**PROBLEM REQUIREMENTS**
Print the data exactly, leaving nothing out.
___ TASK MATERIAL ___
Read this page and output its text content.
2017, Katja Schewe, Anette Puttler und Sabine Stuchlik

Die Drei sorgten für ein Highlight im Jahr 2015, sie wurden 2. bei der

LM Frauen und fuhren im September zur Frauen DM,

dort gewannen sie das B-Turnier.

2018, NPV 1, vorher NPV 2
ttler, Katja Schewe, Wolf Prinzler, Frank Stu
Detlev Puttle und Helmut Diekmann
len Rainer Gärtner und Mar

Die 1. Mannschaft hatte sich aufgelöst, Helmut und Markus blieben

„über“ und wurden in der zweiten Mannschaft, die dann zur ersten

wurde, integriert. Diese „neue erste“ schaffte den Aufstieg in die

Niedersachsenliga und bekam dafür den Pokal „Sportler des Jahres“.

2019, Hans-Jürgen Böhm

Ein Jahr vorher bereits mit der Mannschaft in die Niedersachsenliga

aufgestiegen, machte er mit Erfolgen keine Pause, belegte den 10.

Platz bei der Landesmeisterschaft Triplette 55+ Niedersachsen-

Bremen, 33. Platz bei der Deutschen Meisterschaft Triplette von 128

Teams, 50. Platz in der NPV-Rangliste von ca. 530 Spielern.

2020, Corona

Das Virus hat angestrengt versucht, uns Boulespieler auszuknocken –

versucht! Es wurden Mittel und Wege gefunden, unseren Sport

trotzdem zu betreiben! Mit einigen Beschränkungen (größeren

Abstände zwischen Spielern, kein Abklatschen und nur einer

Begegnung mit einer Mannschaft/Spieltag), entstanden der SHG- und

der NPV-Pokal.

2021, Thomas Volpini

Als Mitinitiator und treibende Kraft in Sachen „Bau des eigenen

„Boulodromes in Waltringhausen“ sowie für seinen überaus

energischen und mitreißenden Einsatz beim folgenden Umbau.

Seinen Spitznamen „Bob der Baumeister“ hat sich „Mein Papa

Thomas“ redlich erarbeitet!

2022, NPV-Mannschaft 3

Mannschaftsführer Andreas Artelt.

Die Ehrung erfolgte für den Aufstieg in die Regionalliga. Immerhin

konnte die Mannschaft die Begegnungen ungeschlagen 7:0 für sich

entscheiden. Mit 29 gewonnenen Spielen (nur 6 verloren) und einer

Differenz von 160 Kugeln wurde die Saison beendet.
___
**ANSWER TO THE PROBLEM**
Read this page and output its text content.
2017, Katja Schewe, Anette Puttler und Sabine Stuchlik

Die Drei sorgten für ein Highlight im Jahr 2015, sie wurden 2. bei der

LM Frauen und fuhren im September zur Frauen DM,

dort gewannen sie das B-Turnier.

2018, NPV 1, vorher NPV 2
ttler, Katja Schewe, Wolf Prinzler, Frank Stu
Detlev Puttle und Helmut Diekmann
len Rainer Gärtner und Mar

Die 1. Mannschaft hatte sich aufgelöst, Helmut und Markus blieben

„über“ und wurden in der zweiten Mannschaft, die dann zur ersten

wurde, integriert. Diese „neue erste“ schaffte den Aufstieg in die

Niedersachsenliga und bekam dafür den Pokal „Sportler des Jahres“.

2019, Hans-Jürgen Böhm

Ein Jahr vorher bereits mit der Mannschaft in die Niedersachsenliga

aufgestiegen, machte er mit Erfolgen keine Pause, belegte den 10.

Platz bei der Landesmeisterschaft Triplette 55+ Niedersachsen-

Bremen, 33. Platz bei der Deutschen Meisterschaft Triplette von 128

Teams, 50. Platz in der NPV-Rangliste von ca. 530 Spielern.

2020, Corona

Das Virus hat angestrengt versucht, uns Boulespieler auszuknocken –

versucht! Es wurden Mittel und Wege gefunden, unseren Sport

trotzdem zu betreiben! Mit einigen Beschränkungen (größeren

Abstände zwischen Spielern, kein Abklatschen und nur einer

Begegnung mit einer Mannschaft/Spieltag), entstanden der SHG- und

der NPV-Pokal.

2021, Thomas Volpini

Als Mitinitiator und treibende Kraft in Sachen „Bau des eigenen

„Boulodromes in Waltringhausen“ sowie für seinen überaus

energischen und mitreißenden Einsatz beim folgenden Umbau.

Seinen Spitznamen „Bob der Baumeister“ hat sich „Mein Papa

Thomas“ redlich erarbeitet!

2022, NPV-Mannschaft 3

Mannschaftsführer Andreas Artelt.

Die Ehrung erfolgte für den Aufstieg in die Regionalliga. Immerhin

konnte die Mannschaft die Begegnungen ungeschlagen 7:0 für sich

entscheiden. Mit 29 gewonnenen Spielen (nur 6 verloren) und einer

Differenz von 160 Kugeln wurde die Saison beendet.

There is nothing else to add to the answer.